● Aim of the exercise: Reproduce each line bearing the word "this".

[Stored items from a collection]
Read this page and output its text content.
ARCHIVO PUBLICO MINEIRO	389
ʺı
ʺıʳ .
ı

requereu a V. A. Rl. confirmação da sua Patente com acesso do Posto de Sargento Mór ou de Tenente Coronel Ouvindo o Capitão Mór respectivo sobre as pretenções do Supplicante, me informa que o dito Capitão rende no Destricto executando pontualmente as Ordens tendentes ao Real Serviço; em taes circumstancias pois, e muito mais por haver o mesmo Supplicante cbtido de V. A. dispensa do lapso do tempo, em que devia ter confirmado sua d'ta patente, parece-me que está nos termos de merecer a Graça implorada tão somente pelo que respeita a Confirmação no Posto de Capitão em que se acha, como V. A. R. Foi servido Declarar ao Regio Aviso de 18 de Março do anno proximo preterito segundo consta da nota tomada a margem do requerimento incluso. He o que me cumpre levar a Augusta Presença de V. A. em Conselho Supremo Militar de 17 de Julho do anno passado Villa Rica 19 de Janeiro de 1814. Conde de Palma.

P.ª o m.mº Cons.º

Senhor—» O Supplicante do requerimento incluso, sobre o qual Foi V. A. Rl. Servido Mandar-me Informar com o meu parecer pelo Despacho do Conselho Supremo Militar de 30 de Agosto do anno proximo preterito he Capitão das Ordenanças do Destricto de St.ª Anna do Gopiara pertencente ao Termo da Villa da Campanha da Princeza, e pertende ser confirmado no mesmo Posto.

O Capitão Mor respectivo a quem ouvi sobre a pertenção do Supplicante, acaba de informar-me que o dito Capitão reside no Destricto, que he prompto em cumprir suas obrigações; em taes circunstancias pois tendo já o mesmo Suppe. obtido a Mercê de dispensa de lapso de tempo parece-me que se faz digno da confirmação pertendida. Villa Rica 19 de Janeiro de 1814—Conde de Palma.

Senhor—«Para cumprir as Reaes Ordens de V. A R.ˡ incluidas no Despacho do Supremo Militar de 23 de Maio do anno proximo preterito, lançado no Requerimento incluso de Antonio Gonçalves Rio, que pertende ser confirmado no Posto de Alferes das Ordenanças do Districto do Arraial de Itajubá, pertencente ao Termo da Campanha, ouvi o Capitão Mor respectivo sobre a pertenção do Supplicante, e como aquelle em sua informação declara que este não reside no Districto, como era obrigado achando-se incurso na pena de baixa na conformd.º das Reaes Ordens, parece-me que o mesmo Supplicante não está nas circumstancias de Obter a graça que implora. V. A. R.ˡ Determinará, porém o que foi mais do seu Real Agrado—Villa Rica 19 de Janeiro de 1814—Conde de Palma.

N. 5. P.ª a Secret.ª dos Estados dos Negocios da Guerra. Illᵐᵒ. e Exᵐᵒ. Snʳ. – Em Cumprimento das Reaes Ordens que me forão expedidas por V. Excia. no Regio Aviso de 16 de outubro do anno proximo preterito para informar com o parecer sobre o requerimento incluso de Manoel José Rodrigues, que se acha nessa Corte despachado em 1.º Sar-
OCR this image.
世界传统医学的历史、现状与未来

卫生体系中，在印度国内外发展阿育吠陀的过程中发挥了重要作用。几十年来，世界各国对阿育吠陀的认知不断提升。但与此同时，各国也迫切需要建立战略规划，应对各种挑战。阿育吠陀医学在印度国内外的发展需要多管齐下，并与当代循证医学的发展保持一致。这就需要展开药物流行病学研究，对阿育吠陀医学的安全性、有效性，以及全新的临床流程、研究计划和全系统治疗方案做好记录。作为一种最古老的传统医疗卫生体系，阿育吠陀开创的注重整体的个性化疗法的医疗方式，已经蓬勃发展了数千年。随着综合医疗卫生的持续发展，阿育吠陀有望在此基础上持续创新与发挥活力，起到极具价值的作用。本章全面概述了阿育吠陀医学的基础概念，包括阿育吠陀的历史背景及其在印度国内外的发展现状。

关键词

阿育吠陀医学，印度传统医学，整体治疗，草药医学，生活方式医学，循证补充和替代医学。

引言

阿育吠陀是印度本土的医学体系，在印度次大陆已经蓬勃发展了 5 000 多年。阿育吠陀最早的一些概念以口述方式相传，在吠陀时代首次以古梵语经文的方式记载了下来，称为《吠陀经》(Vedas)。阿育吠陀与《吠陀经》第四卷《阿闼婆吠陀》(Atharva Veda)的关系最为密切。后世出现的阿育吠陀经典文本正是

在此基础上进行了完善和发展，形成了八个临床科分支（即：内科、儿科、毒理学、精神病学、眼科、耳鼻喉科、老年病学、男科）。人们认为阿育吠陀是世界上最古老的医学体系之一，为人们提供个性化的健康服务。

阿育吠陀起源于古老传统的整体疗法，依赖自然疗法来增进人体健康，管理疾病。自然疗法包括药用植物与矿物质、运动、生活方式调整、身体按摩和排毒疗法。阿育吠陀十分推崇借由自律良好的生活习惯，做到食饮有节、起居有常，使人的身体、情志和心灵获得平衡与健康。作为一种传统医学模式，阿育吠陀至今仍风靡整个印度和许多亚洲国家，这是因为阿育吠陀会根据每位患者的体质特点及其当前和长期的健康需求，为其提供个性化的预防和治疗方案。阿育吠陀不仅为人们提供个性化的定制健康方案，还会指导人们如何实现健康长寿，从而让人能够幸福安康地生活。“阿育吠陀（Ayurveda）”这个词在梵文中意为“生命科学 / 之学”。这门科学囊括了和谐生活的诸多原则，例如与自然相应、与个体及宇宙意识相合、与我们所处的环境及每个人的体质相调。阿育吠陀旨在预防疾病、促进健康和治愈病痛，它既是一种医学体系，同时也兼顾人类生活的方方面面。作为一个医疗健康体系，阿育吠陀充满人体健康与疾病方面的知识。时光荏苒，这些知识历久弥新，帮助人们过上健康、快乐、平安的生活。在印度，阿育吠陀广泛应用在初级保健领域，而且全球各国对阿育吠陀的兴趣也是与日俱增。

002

● Solution below:
Read this page and output its text content.
OCR this image.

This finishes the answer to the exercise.